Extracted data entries
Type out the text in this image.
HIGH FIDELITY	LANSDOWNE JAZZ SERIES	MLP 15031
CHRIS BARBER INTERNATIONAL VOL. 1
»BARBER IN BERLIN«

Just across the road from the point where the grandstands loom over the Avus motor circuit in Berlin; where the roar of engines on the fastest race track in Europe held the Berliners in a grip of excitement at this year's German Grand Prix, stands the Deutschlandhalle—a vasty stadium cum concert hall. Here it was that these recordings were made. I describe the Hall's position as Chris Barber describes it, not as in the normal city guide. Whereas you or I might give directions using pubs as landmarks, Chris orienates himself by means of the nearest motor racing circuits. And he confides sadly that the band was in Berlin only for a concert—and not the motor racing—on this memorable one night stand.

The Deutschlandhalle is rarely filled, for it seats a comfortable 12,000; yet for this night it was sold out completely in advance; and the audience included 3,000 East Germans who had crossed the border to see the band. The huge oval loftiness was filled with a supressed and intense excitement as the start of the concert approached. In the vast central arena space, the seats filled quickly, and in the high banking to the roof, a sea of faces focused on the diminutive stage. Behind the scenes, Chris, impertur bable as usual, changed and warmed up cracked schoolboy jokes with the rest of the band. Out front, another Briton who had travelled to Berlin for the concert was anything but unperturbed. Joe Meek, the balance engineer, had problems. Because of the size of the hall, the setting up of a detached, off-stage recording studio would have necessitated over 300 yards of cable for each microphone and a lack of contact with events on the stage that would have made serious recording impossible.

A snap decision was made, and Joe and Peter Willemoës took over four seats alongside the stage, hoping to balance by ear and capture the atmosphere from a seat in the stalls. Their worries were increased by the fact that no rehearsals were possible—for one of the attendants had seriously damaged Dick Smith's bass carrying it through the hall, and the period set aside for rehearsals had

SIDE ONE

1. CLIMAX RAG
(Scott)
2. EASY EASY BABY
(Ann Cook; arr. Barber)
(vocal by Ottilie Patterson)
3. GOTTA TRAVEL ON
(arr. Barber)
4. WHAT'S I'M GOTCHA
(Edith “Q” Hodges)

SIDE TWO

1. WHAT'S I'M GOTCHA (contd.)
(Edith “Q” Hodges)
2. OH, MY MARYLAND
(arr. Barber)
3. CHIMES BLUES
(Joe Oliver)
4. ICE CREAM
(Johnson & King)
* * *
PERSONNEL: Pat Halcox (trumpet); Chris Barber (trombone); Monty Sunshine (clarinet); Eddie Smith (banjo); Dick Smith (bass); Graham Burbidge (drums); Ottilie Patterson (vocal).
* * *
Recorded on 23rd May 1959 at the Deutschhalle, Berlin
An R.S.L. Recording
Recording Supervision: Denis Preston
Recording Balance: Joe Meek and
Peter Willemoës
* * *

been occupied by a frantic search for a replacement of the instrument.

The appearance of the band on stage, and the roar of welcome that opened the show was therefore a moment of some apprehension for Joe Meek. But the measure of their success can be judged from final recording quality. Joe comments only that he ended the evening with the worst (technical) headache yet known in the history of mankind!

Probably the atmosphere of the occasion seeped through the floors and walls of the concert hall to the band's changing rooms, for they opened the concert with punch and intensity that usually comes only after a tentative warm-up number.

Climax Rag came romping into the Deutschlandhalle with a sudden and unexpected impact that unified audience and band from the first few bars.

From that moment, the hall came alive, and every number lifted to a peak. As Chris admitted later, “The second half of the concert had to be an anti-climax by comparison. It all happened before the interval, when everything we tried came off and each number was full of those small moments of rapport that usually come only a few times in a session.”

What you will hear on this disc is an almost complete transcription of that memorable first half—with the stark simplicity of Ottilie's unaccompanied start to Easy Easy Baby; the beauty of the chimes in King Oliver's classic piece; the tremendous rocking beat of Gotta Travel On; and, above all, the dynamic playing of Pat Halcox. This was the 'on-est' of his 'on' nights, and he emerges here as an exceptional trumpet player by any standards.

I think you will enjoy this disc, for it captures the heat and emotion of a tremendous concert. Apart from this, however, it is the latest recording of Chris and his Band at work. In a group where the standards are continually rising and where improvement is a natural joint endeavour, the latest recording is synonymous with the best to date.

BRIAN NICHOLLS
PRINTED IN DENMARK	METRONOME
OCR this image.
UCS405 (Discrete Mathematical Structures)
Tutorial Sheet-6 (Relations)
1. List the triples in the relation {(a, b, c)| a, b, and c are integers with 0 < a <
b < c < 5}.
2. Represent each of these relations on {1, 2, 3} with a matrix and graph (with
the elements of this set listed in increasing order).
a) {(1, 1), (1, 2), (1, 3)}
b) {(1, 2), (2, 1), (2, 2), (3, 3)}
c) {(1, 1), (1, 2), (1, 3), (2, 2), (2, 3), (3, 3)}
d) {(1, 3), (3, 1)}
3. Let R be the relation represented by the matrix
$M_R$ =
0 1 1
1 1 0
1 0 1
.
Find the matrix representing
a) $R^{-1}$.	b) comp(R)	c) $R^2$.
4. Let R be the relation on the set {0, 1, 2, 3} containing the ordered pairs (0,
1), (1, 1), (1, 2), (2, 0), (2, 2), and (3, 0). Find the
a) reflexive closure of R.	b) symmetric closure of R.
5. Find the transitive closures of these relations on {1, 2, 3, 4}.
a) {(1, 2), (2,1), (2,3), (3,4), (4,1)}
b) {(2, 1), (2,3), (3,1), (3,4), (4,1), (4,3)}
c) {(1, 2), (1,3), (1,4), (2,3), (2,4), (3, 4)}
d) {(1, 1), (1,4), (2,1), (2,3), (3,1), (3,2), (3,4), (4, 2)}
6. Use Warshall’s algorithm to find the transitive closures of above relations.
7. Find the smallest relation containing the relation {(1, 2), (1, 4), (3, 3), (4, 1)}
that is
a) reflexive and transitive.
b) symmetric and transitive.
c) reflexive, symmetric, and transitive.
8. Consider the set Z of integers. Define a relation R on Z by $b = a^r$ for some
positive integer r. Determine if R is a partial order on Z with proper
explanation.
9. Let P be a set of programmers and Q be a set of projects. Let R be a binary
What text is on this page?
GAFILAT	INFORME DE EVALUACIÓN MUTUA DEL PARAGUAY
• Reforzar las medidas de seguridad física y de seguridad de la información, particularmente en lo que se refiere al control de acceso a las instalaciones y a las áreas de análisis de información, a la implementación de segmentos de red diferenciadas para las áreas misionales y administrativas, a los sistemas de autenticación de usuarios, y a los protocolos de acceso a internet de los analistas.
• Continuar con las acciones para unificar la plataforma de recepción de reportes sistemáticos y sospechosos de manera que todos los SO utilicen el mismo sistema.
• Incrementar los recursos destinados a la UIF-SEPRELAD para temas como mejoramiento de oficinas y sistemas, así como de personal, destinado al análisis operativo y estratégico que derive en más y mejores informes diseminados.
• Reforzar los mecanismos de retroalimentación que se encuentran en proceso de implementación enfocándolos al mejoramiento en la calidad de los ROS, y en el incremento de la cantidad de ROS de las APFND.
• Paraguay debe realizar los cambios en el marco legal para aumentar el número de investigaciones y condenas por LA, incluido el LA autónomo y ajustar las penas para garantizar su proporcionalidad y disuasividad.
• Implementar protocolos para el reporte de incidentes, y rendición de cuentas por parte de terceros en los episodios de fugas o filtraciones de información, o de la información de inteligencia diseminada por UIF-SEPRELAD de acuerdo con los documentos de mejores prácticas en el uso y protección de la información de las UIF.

--- What is expected ---
Filter for "containing". Return all lines that hold it.

--- Answer to the exercise ---
4. Let R be the relation on the set {0, 1, 2, 3} containing the ordered pairs (0,
7. Find the smallest relation containing the relation {(1, 2), (1, 4), (3, 3), (4, 1)}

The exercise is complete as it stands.